Extracted material

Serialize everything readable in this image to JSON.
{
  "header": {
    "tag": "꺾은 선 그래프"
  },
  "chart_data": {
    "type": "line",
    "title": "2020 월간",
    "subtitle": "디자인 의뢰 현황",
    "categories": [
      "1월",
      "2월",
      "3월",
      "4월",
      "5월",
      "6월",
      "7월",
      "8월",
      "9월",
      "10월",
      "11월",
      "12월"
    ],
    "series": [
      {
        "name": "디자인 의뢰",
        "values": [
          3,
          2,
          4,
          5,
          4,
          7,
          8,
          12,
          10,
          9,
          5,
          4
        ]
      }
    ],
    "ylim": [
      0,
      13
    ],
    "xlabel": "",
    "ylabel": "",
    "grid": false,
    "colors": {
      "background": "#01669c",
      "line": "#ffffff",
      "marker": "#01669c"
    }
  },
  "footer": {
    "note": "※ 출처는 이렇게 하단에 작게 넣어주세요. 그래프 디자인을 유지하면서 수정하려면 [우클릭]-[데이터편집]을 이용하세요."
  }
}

---

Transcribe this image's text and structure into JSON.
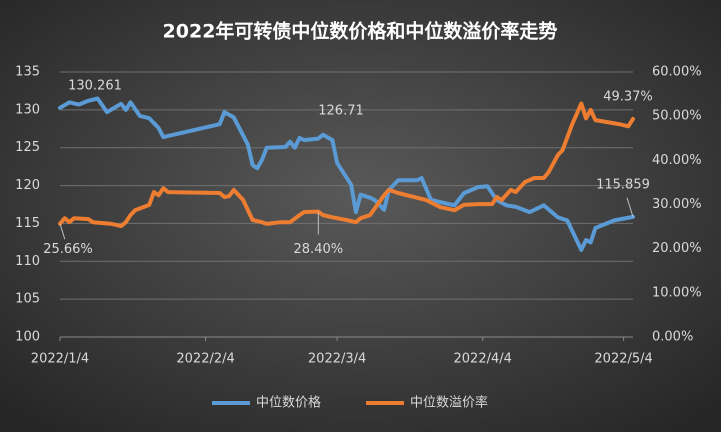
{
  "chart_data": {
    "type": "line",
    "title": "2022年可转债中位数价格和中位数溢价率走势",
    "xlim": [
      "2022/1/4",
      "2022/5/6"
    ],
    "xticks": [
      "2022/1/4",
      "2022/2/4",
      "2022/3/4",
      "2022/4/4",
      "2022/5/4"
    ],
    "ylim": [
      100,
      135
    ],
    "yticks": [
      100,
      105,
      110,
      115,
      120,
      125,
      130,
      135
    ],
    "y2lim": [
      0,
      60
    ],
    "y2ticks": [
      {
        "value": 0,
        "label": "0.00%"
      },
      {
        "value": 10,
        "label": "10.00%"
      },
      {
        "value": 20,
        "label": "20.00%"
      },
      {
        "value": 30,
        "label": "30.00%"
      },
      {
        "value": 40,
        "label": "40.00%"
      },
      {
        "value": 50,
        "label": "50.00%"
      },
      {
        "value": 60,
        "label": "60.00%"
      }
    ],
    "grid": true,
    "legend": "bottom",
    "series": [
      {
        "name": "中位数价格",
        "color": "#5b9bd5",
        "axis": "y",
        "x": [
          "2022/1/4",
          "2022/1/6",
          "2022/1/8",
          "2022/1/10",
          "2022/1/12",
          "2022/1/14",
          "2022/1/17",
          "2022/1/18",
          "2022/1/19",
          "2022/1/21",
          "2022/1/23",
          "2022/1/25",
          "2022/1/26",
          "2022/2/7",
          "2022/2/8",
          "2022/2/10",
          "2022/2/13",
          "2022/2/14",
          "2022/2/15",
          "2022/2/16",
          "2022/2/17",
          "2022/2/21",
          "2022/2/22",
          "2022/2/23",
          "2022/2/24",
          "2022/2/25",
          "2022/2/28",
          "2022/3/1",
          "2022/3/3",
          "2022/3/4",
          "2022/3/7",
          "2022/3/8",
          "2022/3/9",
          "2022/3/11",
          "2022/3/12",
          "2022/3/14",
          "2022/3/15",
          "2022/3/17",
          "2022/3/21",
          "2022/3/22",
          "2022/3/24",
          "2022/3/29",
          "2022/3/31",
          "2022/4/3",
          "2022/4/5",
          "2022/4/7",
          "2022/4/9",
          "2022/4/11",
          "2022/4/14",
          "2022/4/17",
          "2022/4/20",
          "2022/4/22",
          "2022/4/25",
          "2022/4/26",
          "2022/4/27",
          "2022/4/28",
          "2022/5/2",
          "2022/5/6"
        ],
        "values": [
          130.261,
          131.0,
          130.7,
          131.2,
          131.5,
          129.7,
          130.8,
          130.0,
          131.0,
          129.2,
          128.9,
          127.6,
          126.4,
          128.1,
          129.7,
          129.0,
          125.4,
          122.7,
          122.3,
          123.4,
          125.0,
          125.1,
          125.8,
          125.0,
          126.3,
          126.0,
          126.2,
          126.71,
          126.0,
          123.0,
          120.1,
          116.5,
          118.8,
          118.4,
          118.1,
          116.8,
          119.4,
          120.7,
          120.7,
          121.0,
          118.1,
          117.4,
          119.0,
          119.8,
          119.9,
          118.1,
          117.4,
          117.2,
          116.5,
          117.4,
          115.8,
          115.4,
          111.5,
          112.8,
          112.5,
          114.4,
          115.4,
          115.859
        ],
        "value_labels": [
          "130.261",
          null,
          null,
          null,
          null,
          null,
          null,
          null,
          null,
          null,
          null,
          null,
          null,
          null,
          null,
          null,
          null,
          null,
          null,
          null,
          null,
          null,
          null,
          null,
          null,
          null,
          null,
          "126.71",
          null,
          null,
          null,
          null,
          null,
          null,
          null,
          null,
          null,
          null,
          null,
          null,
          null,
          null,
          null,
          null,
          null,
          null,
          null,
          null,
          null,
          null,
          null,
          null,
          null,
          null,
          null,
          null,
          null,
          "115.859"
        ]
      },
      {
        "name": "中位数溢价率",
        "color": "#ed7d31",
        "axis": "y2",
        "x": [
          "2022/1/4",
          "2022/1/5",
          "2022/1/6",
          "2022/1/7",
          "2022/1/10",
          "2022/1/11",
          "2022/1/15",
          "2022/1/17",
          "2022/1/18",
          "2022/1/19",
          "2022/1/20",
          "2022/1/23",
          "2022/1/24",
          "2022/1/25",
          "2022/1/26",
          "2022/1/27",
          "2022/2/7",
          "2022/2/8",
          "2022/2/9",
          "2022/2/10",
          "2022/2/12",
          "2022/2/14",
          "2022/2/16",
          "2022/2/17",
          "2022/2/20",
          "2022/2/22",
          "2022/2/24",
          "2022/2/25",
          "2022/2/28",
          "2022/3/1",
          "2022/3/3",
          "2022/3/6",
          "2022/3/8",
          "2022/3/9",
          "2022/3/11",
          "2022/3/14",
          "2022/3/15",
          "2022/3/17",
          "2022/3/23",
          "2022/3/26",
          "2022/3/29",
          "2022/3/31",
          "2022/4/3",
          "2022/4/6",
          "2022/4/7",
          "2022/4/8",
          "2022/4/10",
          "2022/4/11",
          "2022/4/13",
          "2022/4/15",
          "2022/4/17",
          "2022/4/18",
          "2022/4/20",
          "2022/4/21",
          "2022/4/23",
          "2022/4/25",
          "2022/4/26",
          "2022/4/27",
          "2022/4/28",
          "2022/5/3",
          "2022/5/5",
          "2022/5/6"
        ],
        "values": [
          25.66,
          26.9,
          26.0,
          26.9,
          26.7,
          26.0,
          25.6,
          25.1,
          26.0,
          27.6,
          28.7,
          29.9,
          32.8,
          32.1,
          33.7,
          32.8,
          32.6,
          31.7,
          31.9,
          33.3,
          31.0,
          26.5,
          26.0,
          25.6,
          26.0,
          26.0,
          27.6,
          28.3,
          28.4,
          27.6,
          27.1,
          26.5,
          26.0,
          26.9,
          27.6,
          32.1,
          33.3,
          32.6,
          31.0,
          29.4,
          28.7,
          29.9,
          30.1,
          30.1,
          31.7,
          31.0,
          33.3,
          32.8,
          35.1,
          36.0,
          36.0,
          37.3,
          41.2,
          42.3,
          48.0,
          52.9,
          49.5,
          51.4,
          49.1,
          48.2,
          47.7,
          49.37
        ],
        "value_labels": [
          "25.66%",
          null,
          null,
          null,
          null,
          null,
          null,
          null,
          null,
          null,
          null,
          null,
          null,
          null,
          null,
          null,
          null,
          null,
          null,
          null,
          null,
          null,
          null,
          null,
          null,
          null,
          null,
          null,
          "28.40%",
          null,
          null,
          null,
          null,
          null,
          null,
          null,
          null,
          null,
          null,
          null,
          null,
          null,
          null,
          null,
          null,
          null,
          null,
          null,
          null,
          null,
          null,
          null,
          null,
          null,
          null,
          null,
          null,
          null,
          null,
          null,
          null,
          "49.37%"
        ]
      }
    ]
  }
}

Required work
Give the number of lines in the records above that contain the word "image". Reply with that number alone.

Response to this task
2